* _What to produce_
Pick out all lines of the entries that include the word "marker" and copy them.

* _Data for the task_
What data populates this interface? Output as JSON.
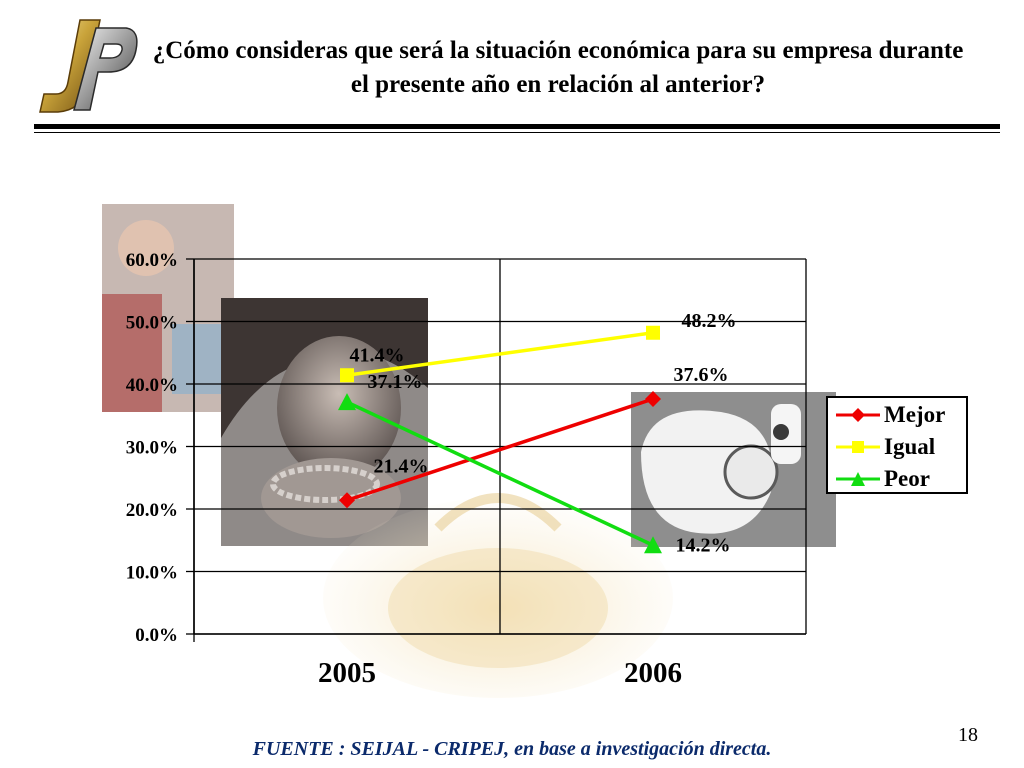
{
  "slide": {
    "title": "¿Cómo consideras que será la situación económica para su empresa durante el presente año en relación al anterior?",
    "source": "FUENTE :  SEIJAL - CRIPEJ,  en base a investigación directa.",
    "page_number": "18",
    "logo_icon": "jp-monogram-logo"
  },
  "chart_data": {
    "type": "line",
    "categories": [
      "2005",
      "2006"
    ],
    "ylim": [
      0,
      60
    ],
    "yticks": [
      0,
      10,
      20,
      30,
      40,
      50,
      60
    ],
    "ytick_labels": [
      "0.0%",
      "10.0%",
      "20.0%",
      "30.0%",
      "40.0%",
      "50.0%",
      "60.0%"
    ],
    "grid": true,
    "legend": "right",
    "series": [
      {
        "name": "Mejor",
        "values": [
          21.4,
          37.6
        ],
        "labels": [
          "21.4%",
          "37.6%"
        ],
        "color": "#ee0000",
        "marker": "diamond"
      },
      {
        "name": "Igual",
        "values": [
          41.4,
          48.2
        ],
        "labels": [
          "41.4%",
          "48.2%"
        ],
        "color": "#ffff00",
        "marker": "square"
      },
      {
        "name": "Peor",
        "values": [
          37.1,
          14.2
        ],
        "labels": [
          "37.1%",
          "14.2%"
        ],
        "color": "#11dd11",
        "marker": "triangle"
      }
    ]
  }
}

* _Output below_
        "marker": "diamond"
        "marker": "square"
        "marker": "triangle"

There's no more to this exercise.